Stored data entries
-- start --

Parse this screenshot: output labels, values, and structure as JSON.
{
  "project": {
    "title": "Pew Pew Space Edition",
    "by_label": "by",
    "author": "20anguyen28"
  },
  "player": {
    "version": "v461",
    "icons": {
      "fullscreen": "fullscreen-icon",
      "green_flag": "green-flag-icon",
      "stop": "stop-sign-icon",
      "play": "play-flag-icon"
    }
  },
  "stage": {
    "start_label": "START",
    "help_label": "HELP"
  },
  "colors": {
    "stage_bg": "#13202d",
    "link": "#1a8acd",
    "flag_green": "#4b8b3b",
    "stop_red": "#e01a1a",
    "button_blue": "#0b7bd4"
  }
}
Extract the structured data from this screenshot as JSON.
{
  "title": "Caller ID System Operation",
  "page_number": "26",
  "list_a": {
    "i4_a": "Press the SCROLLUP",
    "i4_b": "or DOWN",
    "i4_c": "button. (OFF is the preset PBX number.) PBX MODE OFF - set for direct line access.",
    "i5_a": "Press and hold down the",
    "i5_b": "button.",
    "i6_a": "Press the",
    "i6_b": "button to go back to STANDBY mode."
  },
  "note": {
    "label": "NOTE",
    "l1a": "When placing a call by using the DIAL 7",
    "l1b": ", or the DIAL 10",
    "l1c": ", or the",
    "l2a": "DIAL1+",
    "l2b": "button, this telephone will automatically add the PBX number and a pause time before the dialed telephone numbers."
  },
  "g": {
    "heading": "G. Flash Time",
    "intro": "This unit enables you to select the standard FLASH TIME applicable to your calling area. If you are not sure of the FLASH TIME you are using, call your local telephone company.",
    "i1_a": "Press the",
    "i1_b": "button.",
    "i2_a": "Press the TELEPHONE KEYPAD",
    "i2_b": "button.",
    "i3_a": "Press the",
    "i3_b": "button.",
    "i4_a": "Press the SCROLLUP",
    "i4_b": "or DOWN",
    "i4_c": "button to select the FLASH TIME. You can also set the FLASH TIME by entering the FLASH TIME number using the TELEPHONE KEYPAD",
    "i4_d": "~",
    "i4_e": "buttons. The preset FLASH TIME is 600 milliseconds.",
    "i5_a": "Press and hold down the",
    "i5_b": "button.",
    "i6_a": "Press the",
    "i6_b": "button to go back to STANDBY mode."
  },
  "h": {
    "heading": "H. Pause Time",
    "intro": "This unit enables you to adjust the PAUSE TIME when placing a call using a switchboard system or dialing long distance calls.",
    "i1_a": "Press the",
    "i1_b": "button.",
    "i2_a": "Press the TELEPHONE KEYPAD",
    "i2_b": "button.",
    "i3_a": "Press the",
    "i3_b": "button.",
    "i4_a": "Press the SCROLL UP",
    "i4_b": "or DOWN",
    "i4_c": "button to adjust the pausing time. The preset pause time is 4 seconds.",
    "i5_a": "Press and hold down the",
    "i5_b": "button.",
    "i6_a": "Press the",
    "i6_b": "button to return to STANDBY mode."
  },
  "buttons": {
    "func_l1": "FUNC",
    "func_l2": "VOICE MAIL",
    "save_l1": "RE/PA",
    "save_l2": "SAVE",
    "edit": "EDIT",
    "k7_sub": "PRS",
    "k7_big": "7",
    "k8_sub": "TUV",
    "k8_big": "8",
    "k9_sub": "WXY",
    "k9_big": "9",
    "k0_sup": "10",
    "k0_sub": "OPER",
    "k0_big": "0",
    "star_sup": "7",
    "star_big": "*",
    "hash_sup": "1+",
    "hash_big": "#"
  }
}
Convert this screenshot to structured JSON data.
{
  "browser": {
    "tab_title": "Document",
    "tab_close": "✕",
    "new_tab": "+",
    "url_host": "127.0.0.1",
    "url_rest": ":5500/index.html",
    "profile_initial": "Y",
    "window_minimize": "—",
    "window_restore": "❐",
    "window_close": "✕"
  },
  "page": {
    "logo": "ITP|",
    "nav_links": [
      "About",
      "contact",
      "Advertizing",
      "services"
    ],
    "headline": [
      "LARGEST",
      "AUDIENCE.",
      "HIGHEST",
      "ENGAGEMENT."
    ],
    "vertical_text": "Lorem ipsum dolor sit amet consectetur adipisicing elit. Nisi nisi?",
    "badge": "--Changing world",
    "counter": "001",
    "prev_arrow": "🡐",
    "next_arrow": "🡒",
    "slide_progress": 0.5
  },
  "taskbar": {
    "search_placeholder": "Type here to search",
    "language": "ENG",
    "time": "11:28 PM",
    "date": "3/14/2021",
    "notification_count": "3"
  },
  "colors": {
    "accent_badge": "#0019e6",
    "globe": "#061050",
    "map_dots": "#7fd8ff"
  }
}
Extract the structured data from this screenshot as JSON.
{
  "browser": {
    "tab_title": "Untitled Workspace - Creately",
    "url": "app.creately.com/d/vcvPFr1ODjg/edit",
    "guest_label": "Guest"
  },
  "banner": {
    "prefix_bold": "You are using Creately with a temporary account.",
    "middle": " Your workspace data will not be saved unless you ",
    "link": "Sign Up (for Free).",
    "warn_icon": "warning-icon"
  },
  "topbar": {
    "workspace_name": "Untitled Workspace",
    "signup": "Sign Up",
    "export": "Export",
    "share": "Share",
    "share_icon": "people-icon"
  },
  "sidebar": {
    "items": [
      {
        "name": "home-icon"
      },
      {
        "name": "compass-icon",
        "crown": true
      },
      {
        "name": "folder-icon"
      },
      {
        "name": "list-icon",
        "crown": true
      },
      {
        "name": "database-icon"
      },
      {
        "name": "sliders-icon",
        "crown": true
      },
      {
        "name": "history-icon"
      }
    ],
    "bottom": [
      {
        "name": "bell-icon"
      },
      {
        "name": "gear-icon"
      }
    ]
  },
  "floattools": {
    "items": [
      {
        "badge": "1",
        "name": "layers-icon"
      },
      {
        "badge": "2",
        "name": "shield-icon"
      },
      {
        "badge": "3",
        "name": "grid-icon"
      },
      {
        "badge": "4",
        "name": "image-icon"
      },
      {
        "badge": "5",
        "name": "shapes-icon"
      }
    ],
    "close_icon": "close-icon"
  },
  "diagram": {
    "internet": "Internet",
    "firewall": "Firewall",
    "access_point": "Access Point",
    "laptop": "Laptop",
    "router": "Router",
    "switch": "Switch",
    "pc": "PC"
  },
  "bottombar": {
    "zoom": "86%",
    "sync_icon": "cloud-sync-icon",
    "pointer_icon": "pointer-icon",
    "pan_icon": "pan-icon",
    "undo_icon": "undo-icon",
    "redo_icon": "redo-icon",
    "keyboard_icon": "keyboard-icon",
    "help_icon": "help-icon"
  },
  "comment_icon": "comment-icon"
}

-- end --

Given request: Your task is to return the full listing exactly as it was given.

Output below:
Parse this screenshot: output labels, values, and structure as JSON.
{
  "project": {
    "title": "Pew Pew Space Edition",
    "by_label": "by",
    "author": "20anguyen28"
  },
  "player": {
    "version": "v461",
    "icons": {
      "fullscreen": "fullscreen-icon",
      "green_flag": "green-flag-icon",
      "stop": "stop-sign-icon",
      "play": "play-flag-icon"
    }
  },
  "stage": {
    "start_label": "START",
    "help_label": "HELP"
  },
  "colors": {
    "stage_bg": "#13202d",
    "link": "#1a8acd",
    "flag_green": "#4b8b3b",
    "stop_red": "#e01a1a",
    "button_blue": "#0b7bd4"
  }
}
Extract the structured data from this screenshot as JSON.
{
  "title": "Caller ID System Operation",
  "page_number": "26",
  "list_a": {
    "i4_a": "Press the SCROLLUP",
    "i4_b": "or DOWN",
    "i4_c": "button. (OFF is the preset PBX number.) PBX MODE OFF - set for direct line access.",
    "i5_a": "Press and hold down the",
    "i5_b": "button.",
    "i6_a": "Press the",
    "i6_b": "button to go back to STANDBY mode."
  },
  "note": {
    "label": "NOTE",
    "l1a": "When placing a call by using the DIAL 7",
    "l1b": ", or the DIAL 10",
    "l1c": ", or the",
    "l2a": "DIAL1+",
    "l2b": "button, this telephone will automatically add the PBX number and a pause time before the dialed telephone numbers."
  },
  "g": {
    "heading": "G. Flash Time",
    "intro": "This unit enables you to select the standard FLASH TIME applicable to your calling area. If you are not sure of the FLASH TIME you are using, call your local telephone company.",
    "i1_a": "Press the",
    "i1_b": "button.",
    "i2_a": "Press the TELEPHONE KEYPAD",
    "i2_b": "button.",
    "i3_a": "Press the",
    "i3_b": "button.",
    "i4_a": "Press the SCROLLUP",
    "i4_b": "or DOWN",
    "i4_c": "button to select the FLASH TIME. You can also set the FLASH TIME by entering the FLASH TIME number using the TELEPHONE KEYPAD",
    "i4_d": "~",
    "i4_e": "buttons. The preset FLASH TIME is 600 milliseconds.",
    "i5_a": "Press and hold down the",
    "i5_b": "button.",
    "i6_a": "Press the",
    "i6_b": "button to go back to STANDBY mode."
  },
  "h": {
    "heading": "H. Pause Time",
    "intro": "This unit enables you to adjust the PAUSE TIME when placing a call using a switchboard system or dialing long distance calls.",
    "i1_a": "Press the",
    "i1_b": "button.",
    "i2_a": "Press the TELEPHONE KEYPAD",
    "i2_b": "button.",
    "i3_a": "Press the",
    "i3_b": "button.",
    "i4_a": "Press the SCROLL UP",
    "i4_b": "or DOWN",
    "i4_c": "button to adjust the pausing time. The preset pause time is 4 seconds.",
    "i5_a": "Press and hold down the",
    "i5_b": "button.",
    "i6_a": "Press the",
    "i6_b": "button to return to STANDBY mode."
  },
  "buttons": {
    "func_l1": "FUNC",
    "func_l2": "VOICE MAIL",
    "save_l1": "RE/PA",
    "save_l2": "SAVE",
    "edit": "EDIT",
    "k7_sub": "PRS",
    "k7_big": "7",
    "k8_sub": "TUV",
    "k8_big": "8",
    "k9_sub": "WXY",
    "k9_big": "9",
    "k0_sup": "10",
    "k0_sub": "OPER",
    "k0_big": "0",
    "star_sup": "7",
    "star_big": "*",
    "hash_sup": "1+",
    "hash_big": "#"
  }
}
Convert this screenshot to structured JSON data.
{
  "browser": {
    "tab_title": "Document",
    "tab_close": "✕",
    "new_tab": "+",
    "url_host": "127.0.0.1",
    "url_rest": ":5500/index.html",
    "profile_initial": "Y",
    "window_minimize": "—",
    "window_restore": "❐",
    "window_close": "✕"
  },
  "page": {
    "logo": "ITP|",
    "nav_links": [
      "About",
      "contact",
      "Advertizing",
      "services"
    ],
    "headline": [
      "LARGEST",
      "AUDIENCE.",
      "HIGHEST",
      "ENGAGEMENT."
    ],
    "vertical_text": "Lorem ipsum dolor sit amet consectetur adipisicing elit. Nisi nisi?",
    "badge": "--Changing world",
    "counter": "001",
    "prev_arrow": "🡐",
    "next_arrow": "🡒",
    "slide_progress": 0.5
  },
  "taskbar": {
    "search_placeholder": "Type here to search",
    "language": "ENG",
    "time": "11:28 PM",
    "date": "3/14/2021",
    "notification_count": "3"
  },
  "colors": {
    "accent_badge": "#0019e6",
    "globe": "#061050",
    "map_dots": "#7fd8ff"
  }
}
Extract the structured data from this screenshot as JSON.
{
  "browser": {
    "tab_title": "Untitled Workspace - Creately",
    "url": "app.creately.com/d/vcvPFr1ODjg/edit",
    "guest_label": "Guest"
  },
  "banner": {
    "prefix_bold": "You are using Creately with a temporary account.",
    "middle": " Your workspace data will not be saved unless you ",
    "link": "Sign Up (for Free).",
    "warn_icon": "warning-icon"
  },
  "topbar": {
    "workspace_name": "Untitled Workspace",
    "signup": "Sign Up",
    "export": "Export",
    "share": "Share",
    "share_icon": "people-icon"
  },
  "sidebar": {
    "items": [
      {
        "name": "home-icon"
      },
      {
        "name": "compass-icon",
        "crown": true
      },
      {
        "name": "folder-icon"
      },
      {
        "name": "list-icon",
        "crown": true
      },
      {
        "name": "database-icon"
      },
      {
        "name": "sliders-icon",
        "crown": true
      },
      {
        "name": "history-icon"
      }
    ],
    "bottom": [
      {
        "name": "bell-icon"
      },
      {
        "name": "gear-icon"
      }
    ]
  },
  "floattools": {
    "items": [
      {
        "badge": "1",
        "name": "layers-icon"
      },
      {
        "badge": "2",
        "name": "shield-icon"
      },
      {
        "badge": "3",
        "name": "grid-icon"
      },
      {
        "badge": "4",
        "name": "image-icon"
      },
      {
        "badge": "5",
        "name": "shapes-icon"
      }
    ],
    "close_icon": "close-icon"
  },
  "diagram": {
    "internet": "Internet",
    "firewall": "Firewall",
    "access_point": "Access Point",
    "laptop": "Laptop",
    "router": "Router",
    "switch": "Switch",
    "pc": "PC"
  },
  "bottombar": {
    "zoom": "86%",
    "sync_icon": "cloud-sync-icon",
    "pointer_icon": "pointer-icon",
    "pan_icon": "pan-icon",
    "undo_icon": "undo-icon",
    "redo_icon": "redo-icon",
    "keyboard_icon": "keyboard-icon",
    "help_icon": "help-icon"
  },
  "comment_icon": "comment-icon"
}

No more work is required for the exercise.